EXERCISE: Reproduce every line in the listing that contains the word "Ringer".

RECORDS TO USE:
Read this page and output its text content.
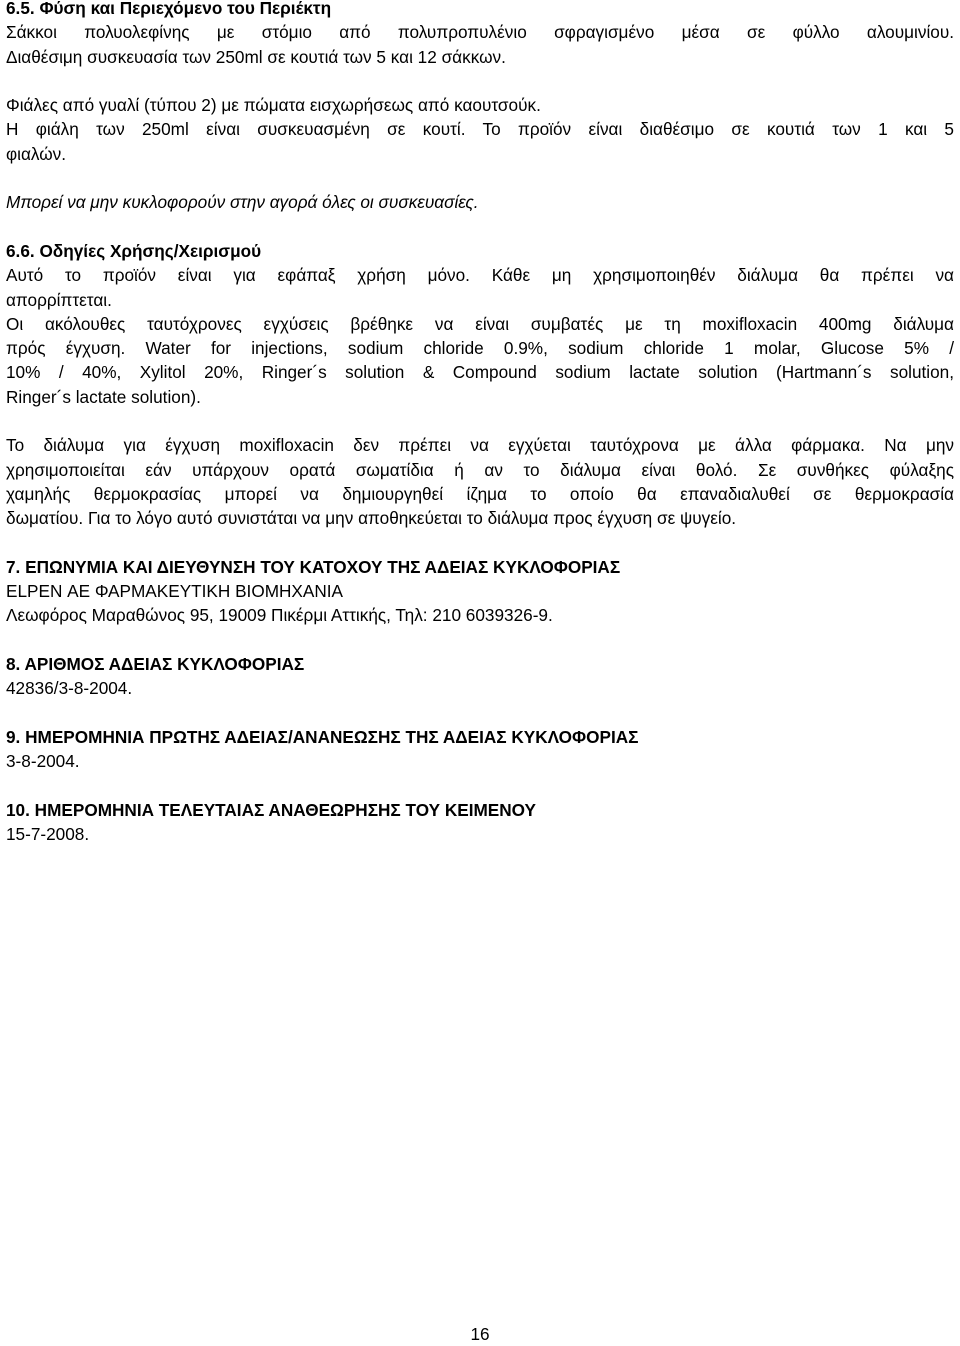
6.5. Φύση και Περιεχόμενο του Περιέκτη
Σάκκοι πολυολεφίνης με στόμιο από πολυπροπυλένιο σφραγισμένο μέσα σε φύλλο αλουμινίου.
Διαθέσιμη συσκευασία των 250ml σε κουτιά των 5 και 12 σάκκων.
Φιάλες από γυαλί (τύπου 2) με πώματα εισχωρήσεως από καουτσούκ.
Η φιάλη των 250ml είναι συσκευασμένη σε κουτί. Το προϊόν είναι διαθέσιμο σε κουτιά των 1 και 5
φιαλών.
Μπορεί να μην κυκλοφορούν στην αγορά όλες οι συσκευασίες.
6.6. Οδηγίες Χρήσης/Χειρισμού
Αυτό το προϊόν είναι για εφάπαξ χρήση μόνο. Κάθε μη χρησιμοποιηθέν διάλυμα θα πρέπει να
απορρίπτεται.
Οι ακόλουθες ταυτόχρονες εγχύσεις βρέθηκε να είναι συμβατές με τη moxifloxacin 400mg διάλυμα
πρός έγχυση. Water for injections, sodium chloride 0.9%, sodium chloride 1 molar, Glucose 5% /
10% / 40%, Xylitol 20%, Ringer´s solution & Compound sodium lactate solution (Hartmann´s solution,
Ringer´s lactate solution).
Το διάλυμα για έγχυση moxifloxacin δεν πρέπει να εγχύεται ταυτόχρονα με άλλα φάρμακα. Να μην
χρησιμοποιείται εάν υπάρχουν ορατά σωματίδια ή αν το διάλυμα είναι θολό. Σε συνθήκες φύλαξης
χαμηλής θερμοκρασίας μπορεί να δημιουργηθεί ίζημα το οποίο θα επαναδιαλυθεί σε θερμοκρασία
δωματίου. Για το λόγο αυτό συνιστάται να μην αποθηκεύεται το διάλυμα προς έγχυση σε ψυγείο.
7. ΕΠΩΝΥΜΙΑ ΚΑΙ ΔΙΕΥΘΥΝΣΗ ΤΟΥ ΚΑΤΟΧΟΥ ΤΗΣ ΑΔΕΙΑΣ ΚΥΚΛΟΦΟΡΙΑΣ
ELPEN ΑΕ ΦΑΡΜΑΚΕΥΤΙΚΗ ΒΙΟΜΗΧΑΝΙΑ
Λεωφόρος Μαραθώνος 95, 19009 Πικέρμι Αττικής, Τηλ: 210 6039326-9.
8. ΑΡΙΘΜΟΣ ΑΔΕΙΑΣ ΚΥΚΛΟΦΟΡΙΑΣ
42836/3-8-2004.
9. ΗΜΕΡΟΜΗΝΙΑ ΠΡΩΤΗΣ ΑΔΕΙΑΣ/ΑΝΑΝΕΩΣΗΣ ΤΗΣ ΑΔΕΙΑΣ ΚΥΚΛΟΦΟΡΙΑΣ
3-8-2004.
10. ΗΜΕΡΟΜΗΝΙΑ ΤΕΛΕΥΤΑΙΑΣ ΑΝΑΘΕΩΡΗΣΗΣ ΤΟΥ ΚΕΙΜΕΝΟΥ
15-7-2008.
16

EXPECTED ANSWER:
10% / 40%, Xylitol 20%, Ringer´s solution & Compound sodium lactate solution (Hartmann´s solution,
Ringer´s lactate solution).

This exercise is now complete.